## [WORK TO COMPLETE]
Search the data for the word "directory" and copy every line where it occurs.

** START OF MATERIAL SHOWN **

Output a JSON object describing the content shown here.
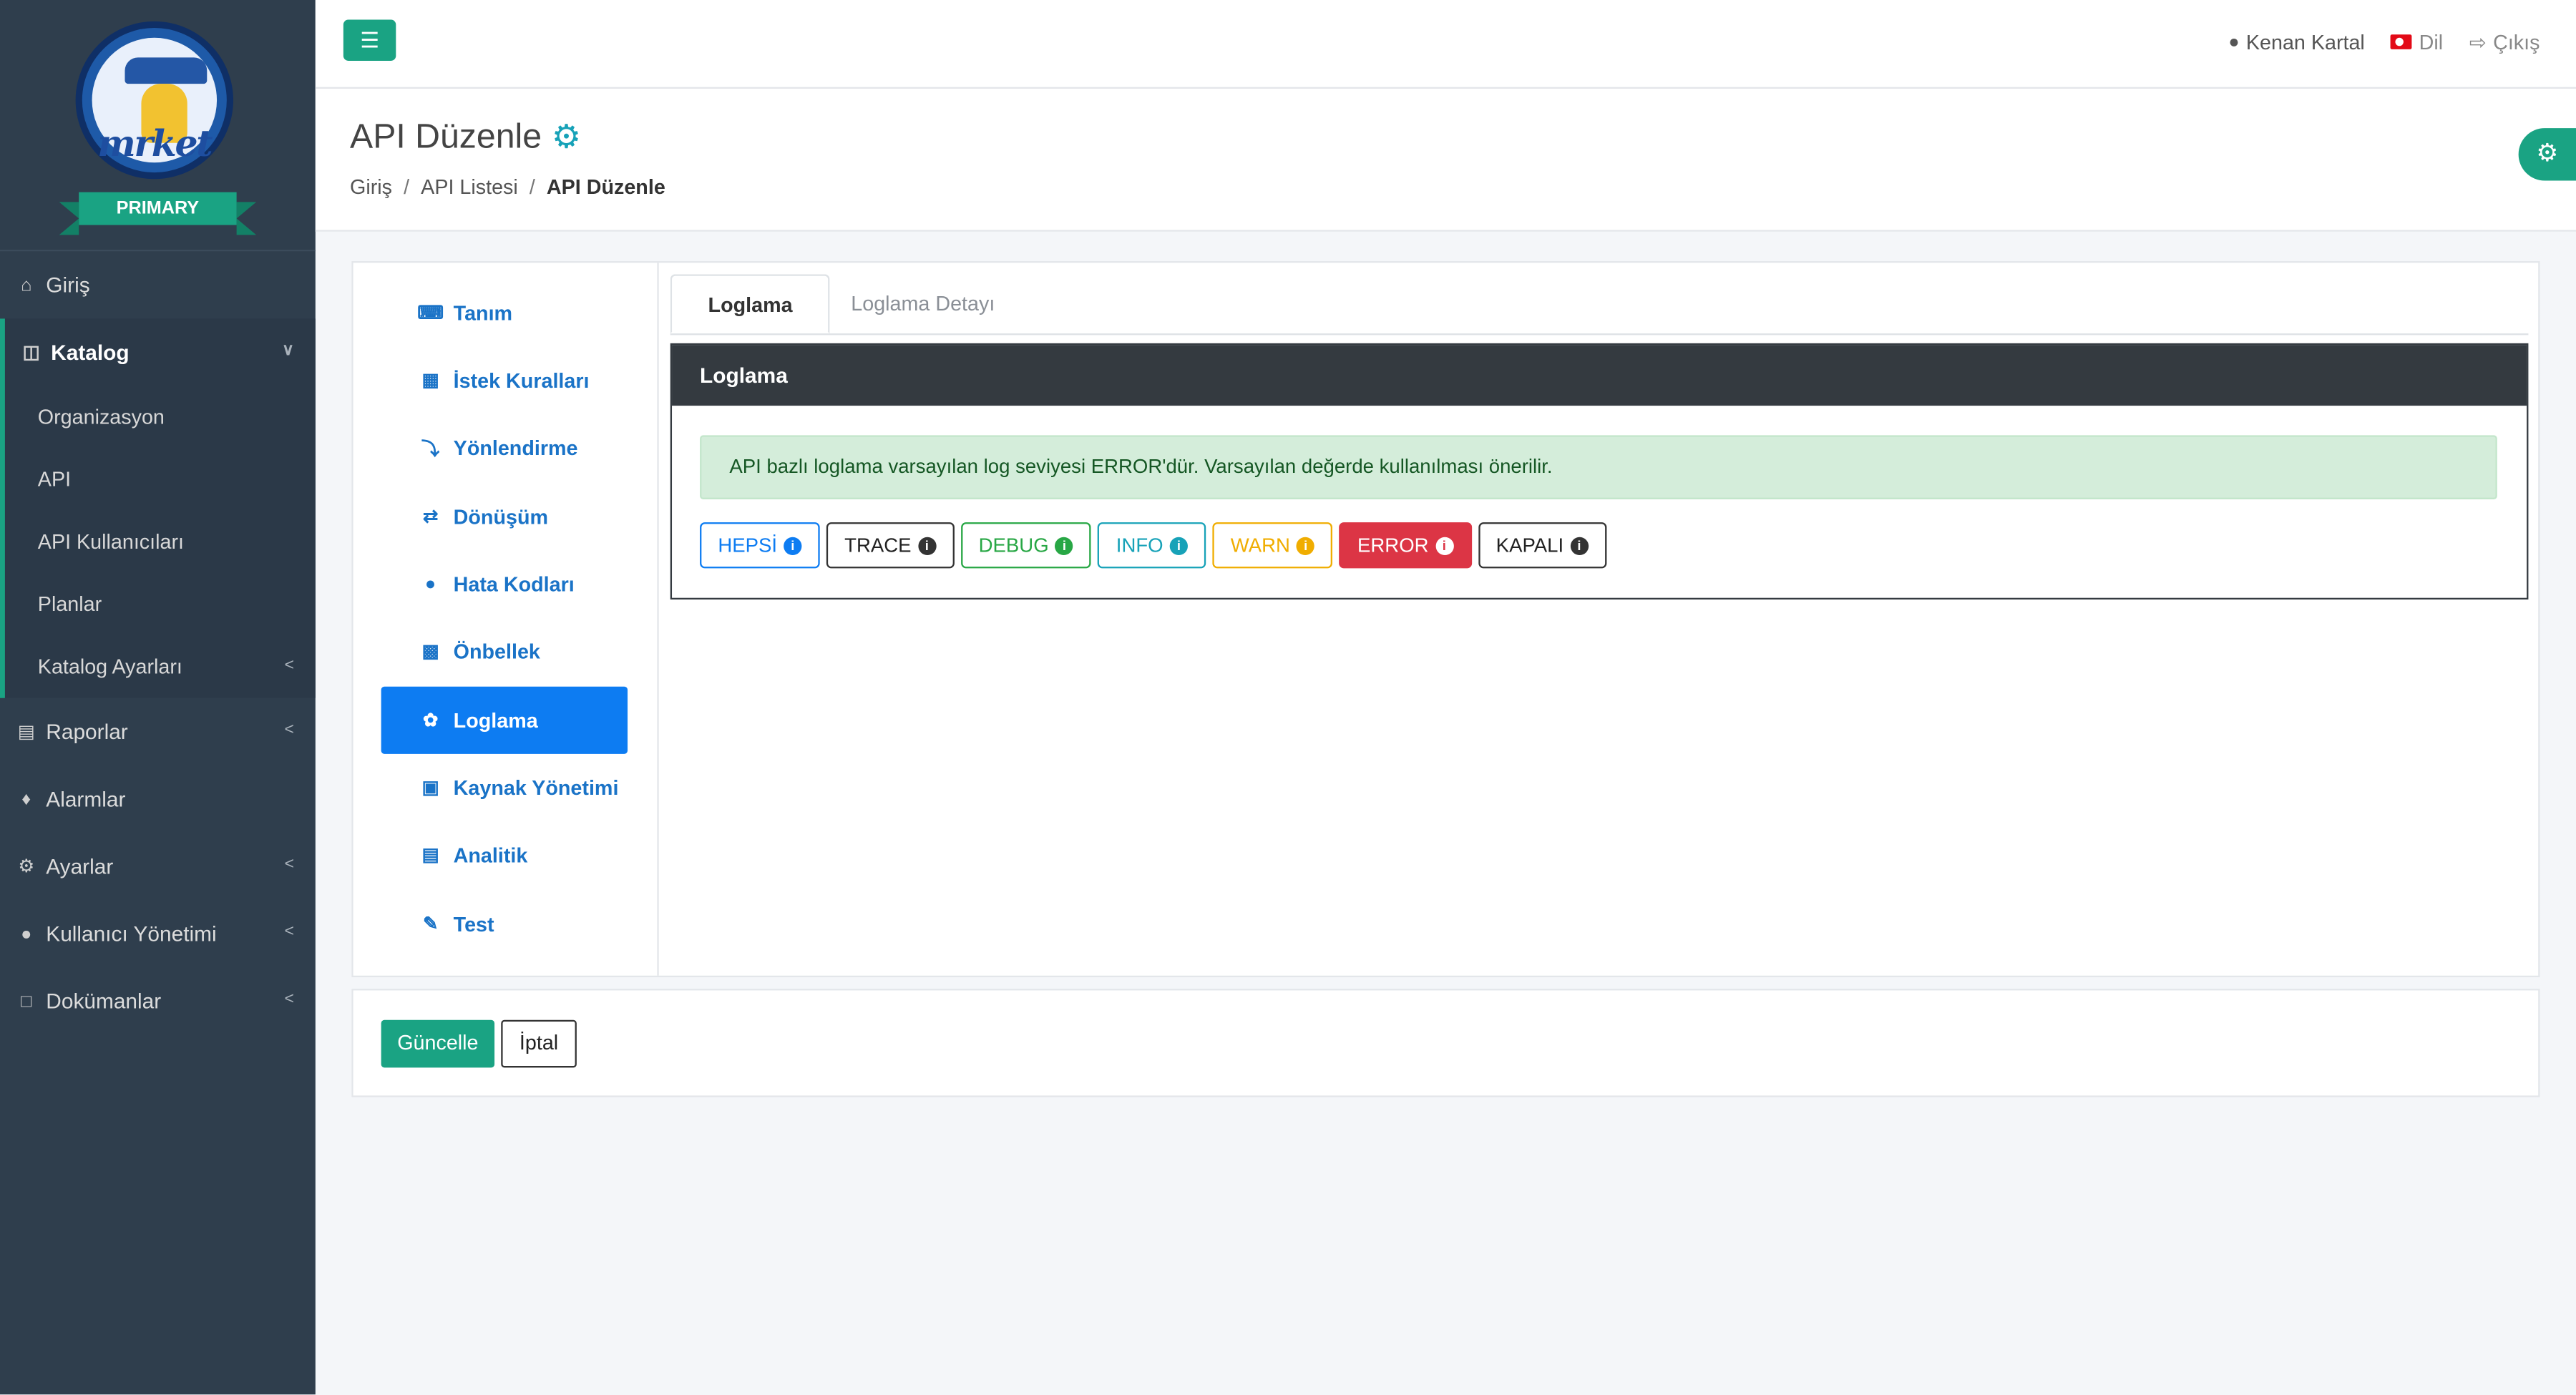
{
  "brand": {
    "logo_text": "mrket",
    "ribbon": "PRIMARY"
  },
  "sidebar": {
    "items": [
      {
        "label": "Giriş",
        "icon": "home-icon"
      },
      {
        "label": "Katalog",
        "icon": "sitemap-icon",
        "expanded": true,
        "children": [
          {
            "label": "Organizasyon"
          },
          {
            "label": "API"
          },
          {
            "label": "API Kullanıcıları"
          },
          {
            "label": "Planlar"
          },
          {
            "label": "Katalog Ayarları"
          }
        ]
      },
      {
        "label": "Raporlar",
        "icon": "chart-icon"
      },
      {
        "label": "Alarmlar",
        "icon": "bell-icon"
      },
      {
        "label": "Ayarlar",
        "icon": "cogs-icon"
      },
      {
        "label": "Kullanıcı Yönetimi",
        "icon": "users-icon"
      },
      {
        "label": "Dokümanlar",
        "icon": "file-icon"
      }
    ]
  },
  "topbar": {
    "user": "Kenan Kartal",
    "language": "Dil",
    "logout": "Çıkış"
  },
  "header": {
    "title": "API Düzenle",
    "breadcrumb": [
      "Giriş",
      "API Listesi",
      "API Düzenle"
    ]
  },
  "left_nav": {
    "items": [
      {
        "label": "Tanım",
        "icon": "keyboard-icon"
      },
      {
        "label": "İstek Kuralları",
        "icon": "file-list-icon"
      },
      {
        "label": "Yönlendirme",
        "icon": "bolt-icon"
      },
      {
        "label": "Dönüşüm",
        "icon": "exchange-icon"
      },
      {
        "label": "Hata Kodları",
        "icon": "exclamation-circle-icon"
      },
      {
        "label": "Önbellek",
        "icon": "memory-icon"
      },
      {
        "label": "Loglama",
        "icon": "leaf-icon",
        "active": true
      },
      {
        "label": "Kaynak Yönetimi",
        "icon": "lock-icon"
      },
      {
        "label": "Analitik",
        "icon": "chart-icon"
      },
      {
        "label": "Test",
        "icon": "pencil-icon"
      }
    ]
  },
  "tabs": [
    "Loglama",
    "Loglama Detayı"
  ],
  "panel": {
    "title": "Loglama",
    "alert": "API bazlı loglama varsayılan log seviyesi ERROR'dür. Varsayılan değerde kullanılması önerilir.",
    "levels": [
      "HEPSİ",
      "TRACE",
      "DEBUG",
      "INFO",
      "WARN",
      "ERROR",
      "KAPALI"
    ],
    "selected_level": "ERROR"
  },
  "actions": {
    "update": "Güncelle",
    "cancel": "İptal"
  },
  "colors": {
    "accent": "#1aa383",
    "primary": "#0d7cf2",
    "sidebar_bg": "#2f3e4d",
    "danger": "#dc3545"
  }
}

** END OF MATERIAL SHOWN **
** START OF MATERIAL SHOWN **

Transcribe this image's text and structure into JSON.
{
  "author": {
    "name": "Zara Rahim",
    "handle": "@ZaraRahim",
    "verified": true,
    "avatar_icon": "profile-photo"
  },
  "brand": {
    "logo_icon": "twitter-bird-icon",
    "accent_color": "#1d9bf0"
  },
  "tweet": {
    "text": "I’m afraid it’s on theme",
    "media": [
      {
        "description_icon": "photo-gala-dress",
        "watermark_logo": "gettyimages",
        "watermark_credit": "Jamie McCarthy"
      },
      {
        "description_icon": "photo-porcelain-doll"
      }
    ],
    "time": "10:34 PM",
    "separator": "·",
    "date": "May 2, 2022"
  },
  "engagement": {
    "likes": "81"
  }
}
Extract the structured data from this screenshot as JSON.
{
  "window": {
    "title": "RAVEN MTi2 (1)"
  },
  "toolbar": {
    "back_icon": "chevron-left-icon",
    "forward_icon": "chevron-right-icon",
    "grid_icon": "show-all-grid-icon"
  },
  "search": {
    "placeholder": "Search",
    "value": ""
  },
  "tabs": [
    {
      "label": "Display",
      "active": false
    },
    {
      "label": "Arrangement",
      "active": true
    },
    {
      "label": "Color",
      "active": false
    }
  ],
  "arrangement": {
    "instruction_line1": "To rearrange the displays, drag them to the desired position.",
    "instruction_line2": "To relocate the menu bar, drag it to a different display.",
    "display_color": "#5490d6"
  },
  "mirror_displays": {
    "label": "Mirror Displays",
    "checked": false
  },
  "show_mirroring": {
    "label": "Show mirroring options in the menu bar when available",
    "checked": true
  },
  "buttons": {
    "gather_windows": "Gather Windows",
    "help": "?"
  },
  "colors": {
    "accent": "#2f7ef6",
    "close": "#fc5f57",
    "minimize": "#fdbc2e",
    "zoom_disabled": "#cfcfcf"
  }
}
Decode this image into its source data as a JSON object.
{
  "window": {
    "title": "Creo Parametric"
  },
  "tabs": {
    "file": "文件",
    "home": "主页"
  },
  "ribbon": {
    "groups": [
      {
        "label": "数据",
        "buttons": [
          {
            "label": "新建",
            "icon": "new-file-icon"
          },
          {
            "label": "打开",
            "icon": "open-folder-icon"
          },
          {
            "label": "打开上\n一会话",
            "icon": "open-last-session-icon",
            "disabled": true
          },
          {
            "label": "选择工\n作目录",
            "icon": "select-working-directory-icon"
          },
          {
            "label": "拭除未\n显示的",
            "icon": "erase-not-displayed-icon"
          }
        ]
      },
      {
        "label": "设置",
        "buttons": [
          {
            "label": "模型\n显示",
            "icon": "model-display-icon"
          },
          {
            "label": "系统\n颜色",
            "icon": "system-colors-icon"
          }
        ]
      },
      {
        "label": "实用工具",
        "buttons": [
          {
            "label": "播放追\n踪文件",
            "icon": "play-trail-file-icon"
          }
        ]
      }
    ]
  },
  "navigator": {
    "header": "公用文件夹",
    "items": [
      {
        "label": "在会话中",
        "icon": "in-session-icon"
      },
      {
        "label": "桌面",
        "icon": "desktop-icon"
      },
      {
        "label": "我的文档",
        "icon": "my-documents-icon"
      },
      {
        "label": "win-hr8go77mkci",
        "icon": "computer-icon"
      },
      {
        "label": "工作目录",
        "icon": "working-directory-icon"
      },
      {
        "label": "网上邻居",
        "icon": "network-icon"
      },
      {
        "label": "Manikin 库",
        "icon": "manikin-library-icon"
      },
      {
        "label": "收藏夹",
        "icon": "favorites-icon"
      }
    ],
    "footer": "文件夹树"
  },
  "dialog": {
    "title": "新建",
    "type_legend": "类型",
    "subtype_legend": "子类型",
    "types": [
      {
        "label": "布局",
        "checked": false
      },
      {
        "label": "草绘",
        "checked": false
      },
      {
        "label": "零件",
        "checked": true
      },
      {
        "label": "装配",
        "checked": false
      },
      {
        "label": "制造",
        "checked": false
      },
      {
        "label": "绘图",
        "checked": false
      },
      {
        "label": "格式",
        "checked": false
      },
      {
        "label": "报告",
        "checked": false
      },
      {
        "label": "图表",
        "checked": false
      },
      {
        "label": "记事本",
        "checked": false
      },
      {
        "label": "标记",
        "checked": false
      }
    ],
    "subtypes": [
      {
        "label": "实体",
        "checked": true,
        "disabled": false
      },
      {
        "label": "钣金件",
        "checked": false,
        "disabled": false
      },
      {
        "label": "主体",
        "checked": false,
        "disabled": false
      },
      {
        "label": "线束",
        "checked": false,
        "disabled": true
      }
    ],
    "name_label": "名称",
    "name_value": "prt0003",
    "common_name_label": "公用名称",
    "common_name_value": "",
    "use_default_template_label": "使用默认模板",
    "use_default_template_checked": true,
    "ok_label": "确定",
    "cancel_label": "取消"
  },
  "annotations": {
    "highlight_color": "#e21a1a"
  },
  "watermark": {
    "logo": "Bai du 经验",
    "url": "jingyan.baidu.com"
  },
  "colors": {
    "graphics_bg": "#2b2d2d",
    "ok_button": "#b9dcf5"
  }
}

** END OF MATERIAL SHOWN **
** START OF MATERIAL SHOWN **

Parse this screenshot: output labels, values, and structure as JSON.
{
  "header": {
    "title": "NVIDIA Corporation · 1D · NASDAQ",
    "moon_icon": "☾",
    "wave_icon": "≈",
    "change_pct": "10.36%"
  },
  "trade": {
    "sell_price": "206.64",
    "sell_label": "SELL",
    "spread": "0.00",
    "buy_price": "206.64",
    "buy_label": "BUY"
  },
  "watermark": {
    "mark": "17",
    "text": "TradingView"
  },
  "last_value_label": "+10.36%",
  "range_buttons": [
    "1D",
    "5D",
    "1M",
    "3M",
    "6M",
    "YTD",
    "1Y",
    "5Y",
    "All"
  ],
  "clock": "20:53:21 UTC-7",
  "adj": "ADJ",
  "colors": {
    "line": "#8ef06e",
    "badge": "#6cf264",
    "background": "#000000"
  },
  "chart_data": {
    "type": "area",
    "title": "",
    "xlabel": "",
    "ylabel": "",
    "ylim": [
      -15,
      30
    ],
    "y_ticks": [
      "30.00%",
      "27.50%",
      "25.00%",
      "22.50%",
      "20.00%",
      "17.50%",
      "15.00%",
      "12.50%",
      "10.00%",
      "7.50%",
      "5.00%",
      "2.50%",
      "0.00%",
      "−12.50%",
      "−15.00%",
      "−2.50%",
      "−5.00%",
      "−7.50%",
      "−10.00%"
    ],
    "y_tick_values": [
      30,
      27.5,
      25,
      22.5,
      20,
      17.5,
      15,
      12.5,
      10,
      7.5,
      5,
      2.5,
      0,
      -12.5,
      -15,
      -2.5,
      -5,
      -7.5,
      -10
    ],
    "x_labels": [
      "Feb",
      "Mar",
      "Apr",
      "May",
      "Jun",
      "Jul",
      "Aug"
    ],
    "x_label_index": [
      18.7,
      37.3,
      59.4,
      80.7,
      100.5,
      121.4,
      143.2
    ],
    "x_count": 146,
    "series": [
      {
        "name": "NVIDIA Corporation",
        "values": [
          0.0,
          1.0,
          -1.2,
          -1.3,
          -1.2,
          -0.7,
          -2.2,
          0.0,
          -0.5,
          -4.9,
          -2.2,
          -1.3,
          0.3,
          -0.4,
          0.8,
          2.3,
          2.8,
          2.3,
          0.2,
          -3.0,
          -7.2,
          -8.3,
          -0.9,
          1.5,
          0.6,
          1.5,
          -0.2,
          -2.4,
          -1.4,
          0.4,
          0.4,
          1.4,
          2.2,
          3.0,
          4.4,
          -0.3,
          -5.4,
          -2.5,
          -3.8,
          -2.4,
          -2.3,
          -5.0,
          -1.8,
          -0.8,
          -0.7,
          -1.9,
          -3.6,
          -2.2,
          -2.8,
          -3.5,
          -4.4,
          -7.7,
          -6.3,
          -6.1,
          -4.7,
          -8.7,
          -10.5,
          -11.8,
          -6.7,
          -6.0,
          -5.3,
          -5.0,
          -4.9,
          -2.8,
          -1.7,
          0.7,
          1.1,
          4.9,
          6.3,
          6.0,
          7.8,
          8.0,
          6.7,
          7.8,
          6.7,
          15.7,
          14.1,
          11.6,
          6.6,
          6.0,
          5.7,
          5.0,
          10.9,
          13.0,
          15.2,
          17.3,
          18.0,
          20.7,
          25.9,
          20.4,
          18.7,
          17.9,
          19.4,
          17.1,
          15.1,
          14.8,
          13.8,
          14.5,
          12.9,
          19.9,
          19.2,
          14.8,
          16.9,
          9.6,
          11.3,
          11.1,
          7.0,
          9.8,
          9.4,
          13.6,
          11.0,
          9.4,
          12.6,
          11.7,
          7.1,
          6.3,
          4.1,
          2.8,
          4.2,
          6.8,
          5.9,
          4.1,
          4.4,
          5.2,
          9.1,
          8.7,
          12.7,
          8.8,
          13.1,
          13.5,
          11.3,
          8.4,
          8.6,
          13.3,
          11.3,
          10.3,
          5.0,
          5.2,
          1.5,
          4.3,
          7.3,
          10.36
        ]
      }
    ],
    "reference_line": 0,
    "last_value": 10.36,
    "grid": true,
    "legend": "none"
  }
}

** END OF MATERIAL SHOWN **

## [FULL RESPONSE]
            "icon": "select-working-directory-icon"
        "icon": "working-directory-icon"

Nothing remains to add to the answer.